Directions = Check each line of the records below and collect those that include the word "will".

Records for this exercise =
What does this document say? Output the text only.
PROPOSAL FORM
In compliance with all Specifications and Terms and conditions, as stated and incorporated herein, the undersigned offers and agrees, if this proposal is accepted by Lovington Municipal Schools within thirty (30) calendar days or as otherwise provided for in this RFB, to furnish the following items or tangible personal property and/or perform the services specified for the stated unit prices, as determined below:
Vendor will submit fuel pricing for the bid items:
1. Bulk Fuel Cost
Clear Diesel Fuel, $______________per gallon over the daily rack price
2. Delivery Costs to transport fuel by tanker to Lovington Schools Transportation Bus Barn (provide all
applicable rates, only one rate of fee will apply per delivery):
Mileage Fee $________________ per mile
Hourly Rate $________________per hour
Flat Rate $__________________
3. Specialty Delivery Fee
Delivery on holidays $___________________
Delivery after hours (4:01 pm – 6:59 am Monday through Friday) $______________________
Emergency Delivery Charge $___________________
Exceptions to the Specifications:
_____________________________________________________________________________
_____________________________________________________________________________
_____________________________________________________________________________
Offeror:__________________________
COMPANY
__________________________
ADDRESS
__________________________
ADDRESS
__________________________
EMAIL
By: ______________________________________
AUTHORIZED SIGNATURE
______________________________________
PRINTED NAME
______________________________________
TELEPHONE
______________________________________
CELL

Result =
Vendor will submit fuel pricing for the bid items:
applicable rates, only one rate of fee will apply per delivery):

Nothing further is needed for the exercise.